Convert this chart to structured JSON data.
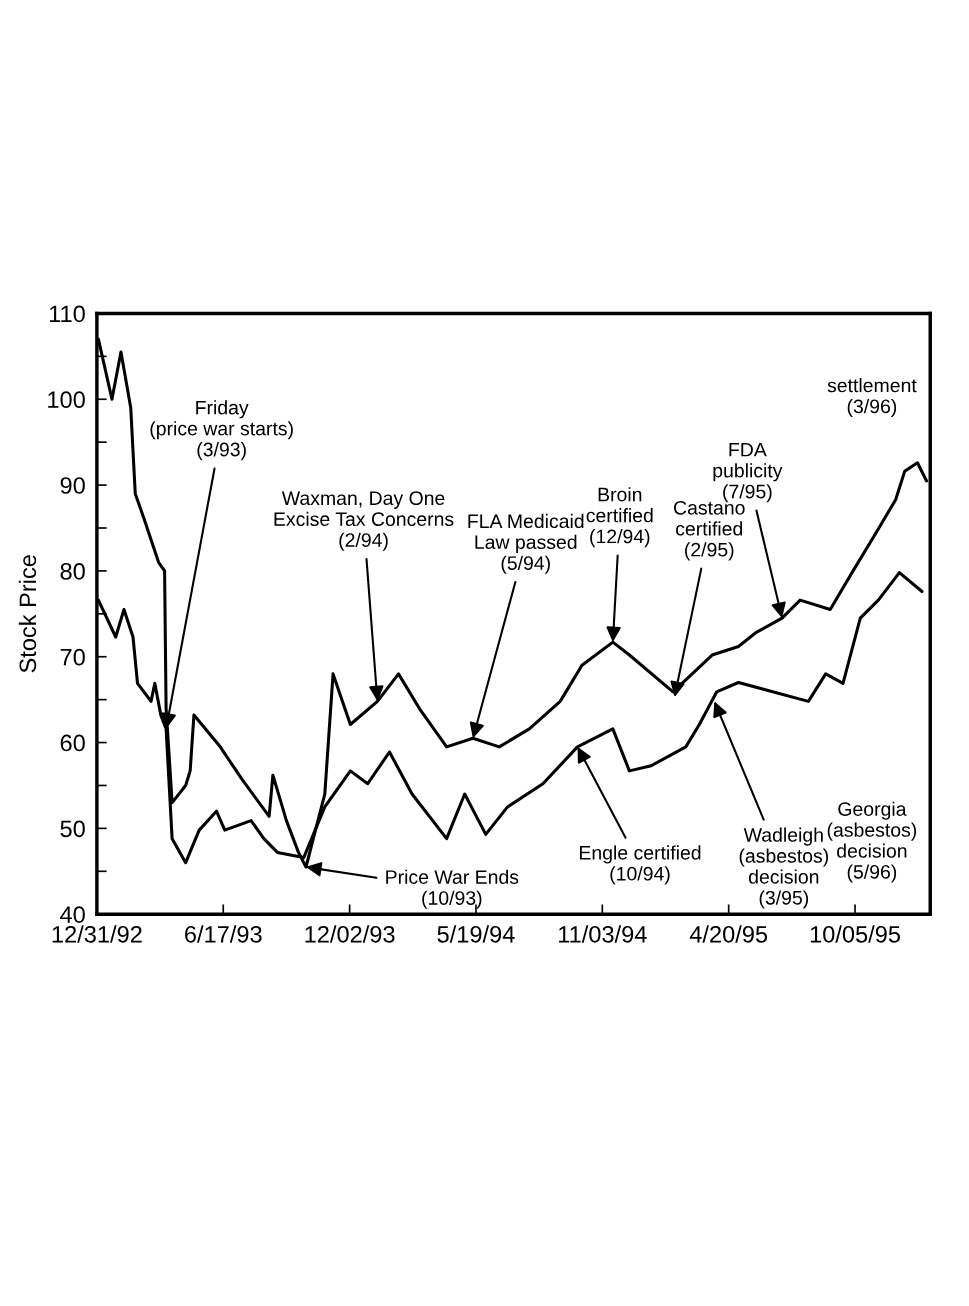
{
  "chart_data": {
    "type": "line",
    "ylabel": "Stock Price",
    "xlim": [
      "1992-12-31",
      "1996-01-13"
    ],
    "ylim": [
      40,
      110
    ],
    "xticks": [
      {
        "value": "1992-12-31",
        "label": "12/31/92"
      },
      {
        "value": "1993-06-17",
        "label": "6/17/93"
      },
      {
        "value": "1993-12-02",
        "label": "12/02/93"
      },
      {
        "value": "1994-05-19",
        "label": "5/19/94"
      },
      {
        "value": "1994-11-03",
        "label": "11/03/94"
      },
      {
        "value": "1995-04-20",
        "label": "4/20/95"
      },
      {
        "value": "1995-10-05",
        "label": "10/05/95"
      }
    ],
    "yticks": [
      40,
      {
        "value": 45,
        "label": null
      },
      50,
      {
        "value": 55,
        "label": null
      },
      60,
      {
        "value": 65,
        "label": null
      },
      70,
      {
        "value": 75,
        "label": null
      },
      80,
      {
        "value": 85,
        "label": null
      },
      90,
      {
        "value": 95,
        "label": null
      },
      100,
      {
        "value": 105,
        "label": null
      },
      110
    ],
    "series": [
      {
        "color": "#000000",
        "x": [
          "1993-01-02",
          "1993-01-20",
          "1993-02-01",
          "1993-02-14",
          "1993-02-20",
          "1993-03-04",
          "1993-03-23",
          "1993-03-31",
          "1993-04-02",
          "1993-04-10",
          "1993-04-28",
          "1993-05-04",
          "1993-05-09",
          "1993-06-13",
          "1993-07-12",
          "1993-08-17",
          "1993-08-22",
          "1993-09-09",
          "1993-09-25",
          "1993-10-05",
          "1993-10-30",
          "1993-11-10",
          "1993-12-03",
          "1994-01-08",
          "1994-02-05",
          "1994-03-06",
          "1994-04-10",
          "1994-05-15",
          "1994-06-19",
          "1994-07-29",
          "1994-09-08",
          "1994-10-07",
          "1994-11-17",
          "1994-12-09",
          "1995-02-05",
          "1995-03-29",
          "1995-05-03",
          "1995-05-26",
          "1995-06-30",
          "1995-07-24",
          "1995-09-02",
          "1995-10-01",
          "1995-10-30",
          "1995-11-28",
          "1995-12-10",
          "1995-12-27",
          "1996-01-08"
        ],
        "values": [
          107,
          100,
          105.5,
          99,
          89,
          86,
          81,
          80,
          64,
          53,
          55,
          56.7,
          63.2,
          59.5,
          55.7,
          51.4,
          56.2,
          50.9,
          47.2,
          45.5,
          54,
          68,
          62.1,
          64.8,
          68,
          63.8,
          59.5,
          60.5,
          59.5,
          61.6,
          64.8,
          69,
          71.7,
          70.2,
          65.9,
          70.2,
          71.2,
          72.8,
          74.5,
          76.6,
          75.5,
          79.8,
          84,
          88.3,
          91.6,
          92.6,
          90.5
        ]
      },
      {
        "color": "#000000",
        "x": [
          "1993-01-02",
          "1993-01-25",
          "1993-02-05",
          "1993-02-17",
          "1993-02-23",
          "1993-03-13",
          "1993-03-18",
          "1993-03-26",
          "1993-04-02",
          "1993-04-10",
          "1993-04-28",
          "1993-05-16",
          "1993-06-08",
          "1993-06-19",
          "1993-07-24",
          "1993-08-10",
          "1993-08-28",
          "1993-10-02",
          "1993-10-30",
          "1993-12-03",
          "1993-12-26",
          "1994-01-24",
          "1994-02-23",
          "1994-04-10",
          "1994-05-04",
          "1994-06-01",
          "1994-06-30",
          "1994-08-16",
          "1994-10-01",
          "1994-11-17",
          "1994-12-09",
          "1995-01-07",
          "1995-02-22",
          "1995-03-12",
          "1995-04-04",
          "1995-05-03",
          "1995-08-04",
          "1995-08-27",
          "1995-09-19",
          "1995-10-12",
          "1995-11-05",
          "1995-12-03",
          "1996-01-02"
        ],
        "values": [
          76.6,
          72.3,
          75.5,
          72.3,
          66.9,
          64.8,
          66.9,
          63.2,
          61.6,
          48.8,
          46,
          49.8,
          52,
          49.8,
          50.9,
          48.8,
          47.2,
          46.6,
          52.5,
          56.7,
          55.2,
          58.9,
          54,
          48.8,
          54,
          49.3,
          52.5,
          55.2,
          59.5,
          61.6,
          56.7,
          57.3,
          59.5,
          62.1,
          65.9,
          67,
          64.8,
          68,
          66.9,
          74.5,
          76.6,
          79.8,
          77.6
        ]
      }
    ],
    "annotations": [
      {
        "text": "Friday\n(price war starts)\n(3/93)",
        "x": "1993-04-02",
        "y": 61.6
      },
      {
        "text": "Waxman, Day One\nExcise Tax Concerns\n(2/94)",
        "x": "1994-01-08",
        "y": 64.8
      },
      {
        "text": "FLA Medicaid\nLaw passed\n(5/94)",
        "x": "1994-05-15",
        "y": 60.5
      },
      {
        "text": "Price War Ends\n(10/93)",
        "x": "1993-10-05",
        "y": 45.5
      },
      {
        "text": "Broin\ncertified\n(12/94)",
        "x": "1994-11-17",
        "y": 71.7
      },
      {
        "text": "Engle certified\n(10/94)",
        "x": "1994-10-01",
        "y": 59.5
      },
      {
        "text": "Castano\ncertified\n(2/95)",
        "x": "1995-02-07",
        "y": 65.3
      },
      {
        "text": "Wadleigh\n(asbestos)\ndecision\n(3/95)",
        "x": "1995-04-01",
        "y": 64.8
      },
      {
        "text": "FDA\npublicity\n(7/95)",
        "x": "1995-06-30",
        "y": 74.5
      },
      "settlement\n(3/96)",
      "Georgia\n(asbestos)\ndecision\n(5/96)"
    ]
  }
}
******
Exercise goal> Without including any picture, retype the entries exactly.

Worked answer>
Convert this chart to structured JSON data.
{
  "chart_data": {
    "type": "line",
    "ylabel": "Stock Price",
    "xlim": [
      "1992-12-31",
      "1996-01-13"
    ],
    "ylim": [
      40,
      110
    ],
    "xticks": [
      {
        "value": "1992-12-31",
        "label": "12/31/92"
      },
      {
        "value": "1993-06-17",
        "label": "6/17/93"
      },
      {
        "value": "1993-12-02",
        "label": "12/02/93"
      },
      {
        "value": "1994-05-19",
        "label": "5/19/94"
      },
      {
        "value": "1994-11-03",
        "label": "11/03/94"
      },
      {
        "value": "1995-04-20",
        "label": "4/20/95"
      },
      {
        "value": "1995-10-05",
        "label": "10/05/95"
      }
    ],
    "yticks": [
      40,
      {
        "value": 45,
        "label": null
      },
      50,
      {
        "value": 55,
        "label": null
      },
      60,
      {
        "value": 65,
        "label": null
      },
      70,
      {
        "value": 75,
        "label": null
      },
      80,
      {
        "value": 85,
        "label": null
      },
      90,
      {
        "value": 95,
        "label": null
      },
      100,
      {
        "value": 105,
        "label": null
      },
      110
    ],
    "series": [
      {
        "color": "#000000",
        "x": [
          "1993-01-02",
          "1993-01-20",
          "1993-02-01",
          "1993-02-14",
          "1993-02-20",
          "1993-03-04",
          "1993-03-23",
          "1993-03-31",
          "1993-04-02",
          "1993-04-10",
          "1993-04-28",
          "1993-05-04",
          "1993-05-09",
          "1993-06-13",
          "1993-07-12",
          "1993-08-17",
          "1993-08-22",
          "1993-09-09",
          "1993-09-25",
          "1993-10-05",
          "1993-10-30",
          "1993-11-10",
          "1993-12-03",
          "1994-01-08",
          "1994-02-05",
          "1994-03-06",
          "1994-04-10",
          "1994-05-15",
          "1994-06-19",
          "1994-07-29",
          "1994-09-08",
          "1994-10-07",
          "1994-11-17",
          "1994-12-09",
          "1995-02-05",
          "1995-03-29",
          "1995-05-03",
          "1995-05-26",
          "1995-06-30",
          "1995-07-24",
          "1995-09-02",
          "1995-10-01",
          "1995-10-30",
          "1995-11-28",
          "1995-12-10",
          "1995-12-27",
          "1996-01-08"
        ],
        "values": [
          107,
          100,
          105.5,
          99,
          89,
          86,
          81,
          80,
          64,
          53,
          55,
          56.7,
          63.2,
          59.5,
          55.7,
          51.4,
          56.2,
          50.9,
          47.2,
          45.5,
          54,
          68,
          62.1,
          64.8,
          68,
          63.8,
          59.5,
          60.5,
          59.5,
          61.6,
          64.8,
          69,
          71.7,
          70.2,
          65.9,
          70.2,
          71.2,
          72.8,
          74.5,
          76.6,
          75.5,
          79.8,
          84,
          88.3,
          91.6,
          92.6,
          90.5
        ]
      },
      {
        "color": "#000000",
        "x": [
          "1993-01-02",
          "1993-01-25",
          "1993-02-05",
          "1993-02-17",
          "1993-02-23",
          "1993-03-13",
          "1993-03-18",
          "1993-03-26",
          "1993-04-02",
          "1993-04-10",
          "1993-04-28",
          "1993-05-16",
          "1993-06-08",
          "1993-06-19",
          "1993-07-24",
          "1993-08-10",
          "1993-08-28",
          "1993-10-02",
          "1993-10-30",
          "1993-12-03",
          "1993-12-26",
          "1994-01-24",
          "1994-02-23",
          "1994-04-10",
          "1994-05-04",
          "1994-06-01",
          "1994-06-30",
          "1994-08-16",
          "1994-10-01",
          "1994-11-17",
          "1994-12-09",
          "1995-01-07",
          "1995-02-22",
          "1995-03-12",
          "1995-04-04",
          "1995-05-03",
          "1995-08-04",
          "1995-08-27",
          "1995-09-19",
          "1995-10-12",
          "1995-11-05",
          "1995-12-03",
          "1996-01-02"
        ],
        "values": [
          76.6,
          72.3,
          75.5,
          72.3,
          66.9,
          64.8,
          66.9,
          63.2,
          61.6,
          48.8,
          46,
          49.8,
          52,
          49.8,
          50.9,
          48.8,
          47.2,
          46.6,
          52.5,
          56.7,
          55.2,
          58.9,
          54,
          48.8,
          54,
          49.3,
          52.5,
          55.2,
          59.5,
          61.6,
          56.7,
          57.3,
          59.5,
          62.1,
          65.9,
          67,
          64.8,
          68,
          66.9,
          74.5,
          76.6,
          79.8,
          77.6
        ]
      }
    ],
    "annotations": [
      {
        "text": "Friday\n(price war starts)\n(3/93)",
        "x": "1993-04-02",
        "y": 61.6
      },
      {
        "text": "Waxman, Day One\nExcise Tax Concerns\n(2/94)",
        "x": "1994-01-08",
        "y": 64.8
      },
      {
        "text": "FLA Medicaid\nLaw passed\n(5/94)",
        "x": "1994-05-15",
        "y": 60.5
      },
      {
        "text": "Price War Ends\n(10/93)",
        "x": "1993-10-05",
        "y": 45.5
      },
      {
        "text": "Broin\ncertified\n(12/94)",
        "x": "1994-11-17",
        "y": 71.7
      },
      {
        "text": "Engle certified\n(10/94)",
        "x": "1994-10-01",
        "y": 59.5
      },
      {
        "text": "Castano\ncertified\n(2/95)",
        "x": "1995-02-07",
        "y": 65.3
      },
      {
        "text": "Wadleigh\n(asbestos)\ndecision\n(3/95)",
        "x": "1995-04-01",
        "y": 64.8
      },
      {
        "text": "FDA\npublicity\n(7/95)",
        "x": "1995-06-30",
        "y": 74.5
      },
      "settlement\n(3/96)",
      "Georgia\n(asbestos)\ndecision\n(5/96)"
    ]
  }
}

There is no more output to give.